* _Task_:
Your task is to copy every line of the records below that contains "milliers".

* _Task material_:
+--

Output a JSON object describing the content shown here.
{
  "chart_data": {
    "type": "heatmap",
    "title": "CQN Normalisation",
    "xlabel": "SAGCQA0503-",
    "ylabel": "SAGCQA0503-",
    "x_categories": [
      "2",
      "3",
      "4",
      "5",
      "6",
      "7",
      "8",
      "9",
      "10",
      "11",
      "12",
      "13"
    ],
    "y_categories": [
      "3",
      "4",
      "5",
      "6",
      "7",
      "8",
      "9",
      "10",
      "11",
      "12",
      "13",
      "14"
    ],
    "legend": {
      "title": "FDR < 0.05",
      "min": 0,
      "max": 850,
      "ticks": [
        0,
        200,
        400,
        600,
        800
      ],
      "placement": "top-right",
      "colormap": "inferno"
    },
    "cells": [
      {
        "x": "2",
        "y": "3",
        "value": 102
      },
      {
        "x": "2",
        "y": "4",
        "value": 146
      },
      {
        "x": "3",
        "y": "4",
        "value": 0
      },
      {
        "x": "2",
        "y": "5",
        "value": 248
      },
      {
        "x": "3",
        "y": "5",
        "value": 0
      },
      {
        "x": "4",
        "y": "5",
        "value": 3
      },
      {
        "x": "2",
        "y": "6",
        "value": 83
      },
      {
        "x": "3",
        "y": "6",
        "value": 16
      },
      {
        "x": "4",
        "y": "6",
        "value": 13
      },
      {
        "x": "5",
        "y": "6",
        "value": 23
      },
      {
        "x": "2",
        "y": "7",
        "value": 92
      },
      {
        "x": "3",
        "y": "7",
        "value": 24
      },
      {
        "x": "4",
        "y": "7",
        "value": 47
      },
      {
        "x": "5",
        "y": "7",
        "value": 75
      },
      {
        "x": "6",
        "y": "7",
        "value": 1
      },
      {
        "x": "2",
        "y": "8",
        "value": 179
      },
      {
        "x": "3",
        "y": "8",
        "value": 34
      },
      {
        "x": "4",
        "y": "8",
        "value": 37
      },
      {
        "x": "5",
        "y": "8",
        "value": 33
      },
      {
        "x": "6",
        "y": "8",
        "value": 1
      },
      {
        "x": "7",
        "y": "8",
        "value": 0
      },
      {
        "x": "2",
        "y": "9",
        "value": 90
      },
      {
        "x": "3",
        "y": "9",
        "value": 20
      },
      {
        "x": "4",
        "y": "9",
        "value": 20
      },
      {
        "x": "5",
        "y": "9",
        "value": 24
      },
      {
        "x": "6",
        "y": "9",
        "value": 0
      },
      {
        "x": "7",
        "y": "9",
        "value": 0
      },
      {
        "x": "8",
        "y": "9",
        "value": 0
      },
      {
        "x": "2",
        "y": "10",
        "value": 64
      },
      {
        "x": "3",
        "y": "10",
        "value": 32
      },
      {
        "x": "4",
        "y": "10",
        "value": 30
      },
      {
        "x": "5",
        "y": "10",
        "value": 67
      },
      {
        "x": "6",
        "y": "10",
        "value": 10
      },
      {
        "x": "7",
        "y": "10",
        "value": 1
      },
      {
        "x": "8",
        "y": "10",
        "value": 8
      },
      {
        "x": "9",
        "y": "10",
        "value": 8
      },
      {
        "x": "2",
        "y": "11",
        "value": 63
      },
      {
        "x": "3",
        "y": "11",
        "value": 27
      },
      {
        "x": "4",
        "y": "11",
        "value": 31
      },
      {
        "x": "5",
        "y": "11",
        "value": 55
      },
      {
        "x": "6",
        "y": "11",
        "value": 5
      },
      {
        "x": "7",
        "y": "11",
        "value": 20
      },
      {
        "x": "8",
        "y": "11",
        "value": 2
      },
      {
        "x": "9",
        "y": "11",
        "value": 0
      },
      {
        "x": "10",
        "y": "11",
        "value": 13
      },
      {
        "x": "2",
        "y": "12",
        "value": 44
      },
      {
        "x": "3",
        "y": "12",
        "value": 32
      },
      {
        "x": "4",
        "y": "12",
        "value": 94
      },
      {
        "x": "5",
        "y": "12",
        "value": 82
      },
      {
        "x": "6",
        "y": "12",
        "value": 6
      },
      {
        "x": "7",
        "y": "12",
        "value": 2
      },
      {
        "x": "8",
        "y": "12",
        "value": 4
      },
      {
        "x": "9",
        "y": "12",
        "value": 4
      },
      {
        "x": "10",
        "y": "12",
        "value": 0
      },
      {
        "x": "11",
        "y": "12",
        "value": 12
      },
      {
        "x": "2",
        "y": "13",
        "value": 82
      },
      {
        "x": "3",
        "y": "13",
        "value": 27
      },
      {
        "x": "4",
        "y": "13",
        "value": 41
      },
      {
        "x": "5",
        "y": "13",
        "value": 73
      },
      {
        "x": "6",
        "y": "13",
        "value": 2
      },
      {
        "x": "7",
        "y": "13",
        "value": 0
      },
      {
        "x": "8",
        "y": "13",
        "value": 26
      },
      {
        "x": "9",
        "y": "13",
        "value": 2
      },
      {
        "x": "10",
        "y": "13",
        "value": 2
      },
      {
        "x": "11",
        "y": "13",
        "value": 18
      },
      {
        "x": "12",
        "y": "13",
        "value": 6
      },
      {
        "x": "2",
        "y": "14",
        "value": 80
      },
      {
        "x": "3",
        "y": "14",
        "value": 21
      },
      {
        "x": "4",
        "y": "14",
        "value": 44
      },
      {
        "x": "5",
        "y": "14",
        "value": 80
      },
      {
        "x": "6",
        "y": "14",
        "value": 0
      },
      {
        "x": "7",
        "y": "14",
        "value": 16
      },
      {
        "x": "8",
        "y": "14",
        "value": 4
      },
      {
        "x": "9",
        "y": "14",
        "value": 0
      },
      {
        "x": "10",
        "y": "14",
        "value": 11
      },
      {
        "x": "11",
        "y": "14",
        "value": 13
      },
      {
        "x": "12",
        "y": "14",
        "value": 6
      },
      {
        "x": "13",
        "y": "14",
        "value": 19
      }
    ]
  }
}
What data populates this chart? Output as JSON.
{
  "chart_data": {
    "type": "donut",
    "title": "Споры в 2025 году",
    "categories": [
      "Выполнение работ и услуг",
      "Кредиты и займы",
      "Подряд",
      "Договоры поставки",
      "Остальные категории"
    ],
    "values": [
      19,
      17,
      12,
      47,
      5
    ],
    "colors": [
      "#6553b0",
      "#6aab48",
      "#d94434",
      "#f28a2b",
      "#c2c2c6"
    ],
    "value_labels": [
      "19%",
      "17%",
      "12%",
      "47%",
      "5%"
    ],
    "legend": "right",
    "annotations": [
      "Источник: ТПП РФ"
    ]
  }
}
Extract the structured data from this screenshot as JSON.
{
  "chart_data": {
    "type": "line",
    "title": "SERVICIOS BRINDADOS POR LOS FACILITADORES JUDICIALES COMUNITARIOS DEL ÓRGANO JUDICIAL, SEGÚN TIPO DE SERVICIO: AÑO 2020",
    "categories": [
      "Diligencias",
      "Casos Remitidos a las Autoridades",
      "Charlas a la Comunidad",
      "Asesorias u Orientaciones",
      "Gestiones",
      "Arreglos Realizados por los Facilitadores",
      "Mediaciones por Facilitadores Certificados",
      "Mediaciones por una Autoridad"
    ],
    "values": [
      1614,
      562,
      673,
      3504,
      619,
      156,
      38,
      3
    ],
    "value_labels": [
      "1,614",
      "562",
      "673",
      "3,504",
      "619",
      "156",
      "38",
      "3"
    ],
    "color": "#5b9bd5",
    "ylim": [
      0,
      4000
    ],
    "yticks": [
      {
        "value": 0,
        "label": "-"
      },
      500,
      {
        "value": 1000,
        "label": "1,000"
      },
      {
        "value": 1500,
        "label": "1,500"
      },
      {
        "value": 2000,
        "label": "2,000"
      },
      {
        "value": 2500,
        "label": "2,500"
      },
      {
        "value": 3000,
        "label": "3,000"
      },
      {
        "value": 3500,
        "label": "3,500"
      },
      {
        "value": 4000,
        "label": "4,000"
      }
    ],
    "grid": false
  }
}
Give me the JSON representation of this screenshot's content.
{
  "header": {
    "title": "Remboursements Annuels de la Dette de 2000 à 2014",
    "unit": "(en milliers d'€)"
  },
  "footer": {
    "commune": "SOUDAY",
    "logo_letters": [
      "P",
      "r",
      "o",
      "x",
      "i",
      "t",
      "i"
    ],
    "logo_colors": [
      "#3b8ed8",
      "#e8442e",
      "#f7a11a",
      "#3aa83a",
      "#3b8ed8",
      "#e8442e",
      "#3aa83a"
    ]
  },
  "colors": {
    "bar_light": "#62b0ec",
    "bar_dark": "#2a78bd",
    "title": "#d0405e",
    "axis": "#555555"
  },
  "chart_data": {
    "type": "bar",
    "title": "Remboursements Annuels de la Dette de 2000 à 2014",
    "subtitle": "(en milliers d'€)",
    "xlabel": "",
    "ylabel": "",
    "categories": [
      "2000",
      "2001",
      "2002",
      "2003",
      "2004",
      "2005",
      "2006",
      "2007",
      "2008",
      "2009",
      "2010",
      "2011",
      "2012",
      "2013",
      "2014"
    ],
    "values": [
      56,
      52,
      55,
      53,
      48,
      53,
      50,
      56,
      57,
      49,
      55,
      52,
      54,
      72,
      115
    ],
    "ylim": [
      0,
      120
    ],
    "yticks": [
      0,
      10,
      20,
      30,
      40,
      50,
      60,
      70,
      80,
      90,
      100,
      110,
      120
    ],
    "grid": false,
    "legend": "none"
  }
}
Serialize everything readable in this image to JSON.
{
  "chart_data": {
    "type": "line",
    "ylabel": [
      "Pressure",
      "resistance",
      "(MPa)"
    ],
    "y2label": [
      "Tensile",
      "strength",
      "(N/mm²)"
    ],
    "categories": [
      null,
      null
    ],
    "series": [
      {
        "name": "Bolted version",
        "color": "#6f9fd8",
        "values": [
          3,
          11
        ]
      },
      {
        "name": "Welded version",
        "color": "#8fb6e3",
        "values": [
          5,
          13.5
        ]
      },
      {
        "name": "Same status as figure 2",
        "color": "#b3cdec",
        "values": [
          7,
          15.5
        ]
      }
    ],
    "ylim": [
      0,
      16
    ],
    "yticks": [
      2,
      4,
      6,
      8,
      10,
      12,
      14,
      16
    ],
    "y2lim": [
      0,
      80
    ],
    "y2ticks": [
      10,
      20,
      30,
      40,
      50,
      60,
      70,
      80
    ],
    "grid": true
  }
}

+--

* _Response for this exercise_:
    "unit": "(en milliers d'€)"
    "subtitle": "(en milliers d'€)",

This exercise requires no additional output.